» WHAT THE TASK ASKS
Make an exact copy of the records, with the pictures left out.

* begin SUPPLIED MATERIAL *

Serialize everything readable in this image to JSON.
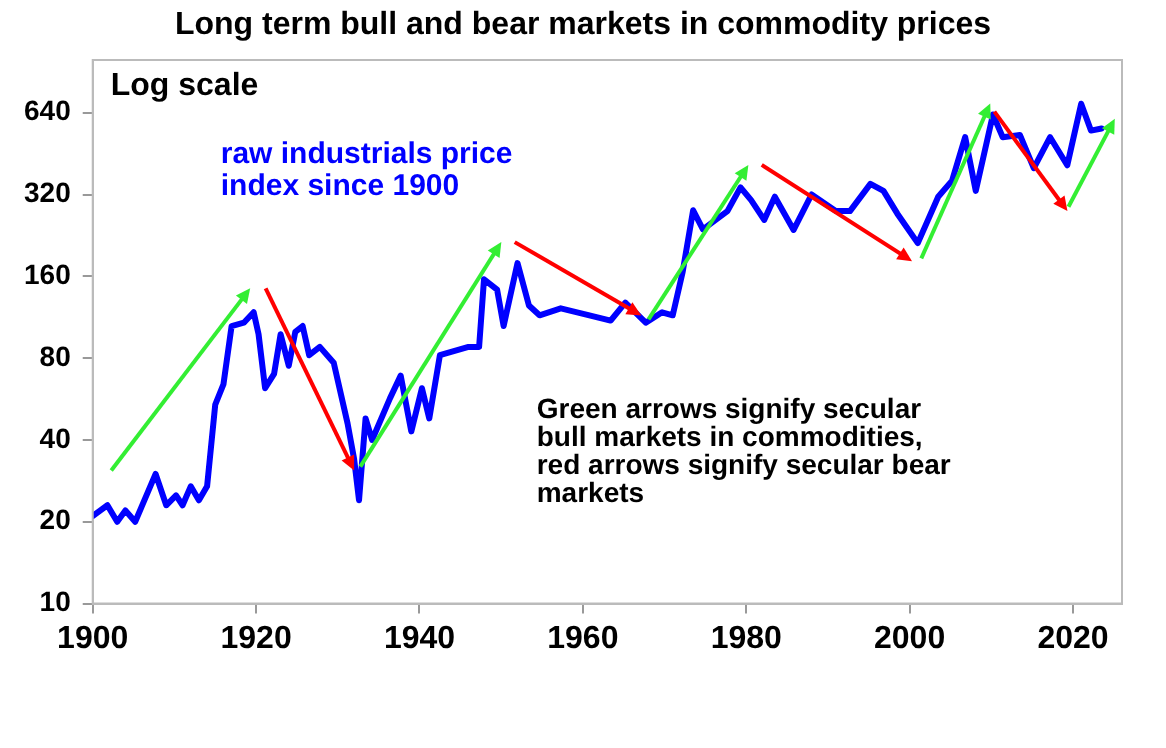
{
  "chart_data": {
    "type": "line",
    "title": "Long term bull and bear markets in commodity prices",
    "log": true,
    "legend": false,
    "grid": false,
    "xlim": [
      1900,
      2026
    ],
    "xticks": [
      1900,
      1920,
      1940,
      1960,
      1980,
      2000,
      2020
    ],
    "ylim": [
      10,
      1000
    ],
    "yticks": [
      10,
      20,
      40,
      80,
      160,
      320,
      640
    ],
    "annotations": [
      "Log scale",
      "Green arrows signify secular bull markets in commodities, red arrows signify secular bear markets"
    ],
    "series": [
      {
        "name": "raw industrials price index since 1900",
        "color": "#0000ff",
        "x": [
          1900,
          1901.8,
          1903,
          1904,
          1905.2,
          1907.7,
          1909,
          1910.2,
          1911,
          1912,
          1913,
          1914,
          1915,
          1916,
          1917,
          1918.5,
          1919.7,
          1920.3,
          1921.1,
          1922.2,
          1923,
          1924,
          1924.8,
          1925.7,
          1926.5,
          1927.8,
          1929.5,
          1931.2,
          1932,
          1932.6,
          1933.4,
          1934.2,
          1936.4,
          1937.7,
          1939,
          1940.3,
          1941.2,
          1942.5,
          1946,
          1947.3,
          1947.9,
          1949.5,
          1950.3,
          1952,
          1953.4,
          1954.7,
          1957.3,
          1960.8,
          1963.4,
          1965.2,
          1967.7,
          1969.7,
          1971,
          1972.2,
          1973.5,
          1974.7,
          1977.7,
          1979.3,
          1980.6,
          1982.2,
          1983.5,
          1985.8,
          1988,
          1991,
          1992.7,
          1995.2,
          1996.8,
          1998.5,
          2001,
          2003.5,
          2005.2,
          2006.8,
          2008.1,
          2010.2,
          2011.4,
          2013.5,
          2015.2,
          2017.2,
          2019.3,
          2021,
          2022.2,
          2023.5
        ],
        "values": [
          21,
          23,
          20,
          22,
          20,
          30,
          23,
          25,
          23,
          27,
          24,
          27,
          54,
          64,
          105,
          108,
          118,
          98,
          62,
          70,
          98,
          75,
          100,
          105,
          82,
          88,
          77,
          46,
          34,
          24,
          48,
          40,
          57,
          69,
          43,
          62,
          48,
          82,
          88,
          88,
          156,
          143,
          105,
          179,
          125,
          115,
          122,
          115,
          110,
          128,
          108,
          118,
          115,
          165,
          280,
          238,
          278,
          340,
          305,
          258,
          314,
          237,
          320,
          278,
          278,
          350,
          330,
          272,
          212,
          314,
          360,
          520,
          330,
          630,
          520,
          530,
          400,
          520,
          410,
          690,
          550,
          560
        ]
      }
    ]
  }
}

* end SUPPLIED MATERIAL *

» FULL RESPONSE
Serialize everything readable in this image to JSON.
{
  "chart_data": {
    "type": "line",
    "title": "Long term bull and bear markets in commodity prices",
    "log": true,
    "legend": false,
    "grid": false,
    "xlim": [
      1900,
      2026
    ],
    "xticks": [
      1900,
      1920,
      1940,
      1960,
      1980,
      2000,
      2020
    ],
    "ylim": [
      10,
      1000
    ],
    "yticks": [
      10,
      20,
      40,
      80,
      160,
      320,
      640
    ],
    "annotations": [
      "Log scale",
      "Green arrows signify secular bull markets in commodities, red arrows signify secular bear markets"
    ],
    "series": [
      {
        "name": "raw industrials price index since 1900",
        "color": "#0000ff",
        "x": [
          1900,
          1901.8,
          1903,
          1904,
          1905.2,
          1907.7,
          1909,
          1910.2,
          1911,
          1912,
          1913,
          1914,
          1915,
          1916,
          1917,
          1918.5,
          1919.7,
          1920.3,
          1921.1,
          1922.2,
          1923,
          1924,
          1924.8,
          1925.7,
          1926.5,
          1927.8,
          1929.5,
          1931.2,
          1932,
          1932.6,
          1933.4,
          1934.2,
          1936.4,
          1937.7,
          1939,
          1940.3,
          1941.2,
          1942.5,
          1946,
          1947.3,
          1947.9,
          1949.5,
          1950.3,
          1952,
          1953.4,
          1954.7,
          1957.3,
          1960.8,
          1963.4,
          1965.2,
          1967.7,
          1969.7,
          1971,
          1972.2,
          1973.5,
          1974.7,
          1977.7,
          1979.3,
          1980.6,
          1982.2,
          1983.5,
          1985.8,
          1988,
          1991,
          1992.7,
          1995.2,
          1996.8,
          1998.5,
          2001,
          2003.5,
          2005.2,
          2006.8,
          2008.1,
          2010.2,
          2011.4,
          2013.5,
          2015.2,
          2017.2,
          2019.3,
          2021,
          2022.2,
          2023.5
        ],
        "values": [
          21,
          23,
          20,
          22,
          20,
          30,
          23,
          25,
          23,
          27,
          24,
          27,
          54,
          64,
          105,
          108,
          118,
          98,
          62,
          70,
          98,
          75,
          100,
          105,
          82,
          88,
          77,
          46,
          34,
          24,
          48,
          40,
          57,
          69,
          43,
          62,
          48,
          82,
          88,
          88,
          156,
          143,
          105,
          179,
          125,
          115,
          122,
          115,
          110,
          128,
          108,
          118,
          115,
          165,
          280,
          238,
          278,
          340,
          305,
          258,
          314,
          237,
          320,
          278,
          278,
          350,
          330,
          272,
          212,
          314,
          360,
          520,
          330,
          630,
          520,
          530,
          400,
          520,
          410,
          690,
          550,
          560
        ]
      }
    ]
  }
}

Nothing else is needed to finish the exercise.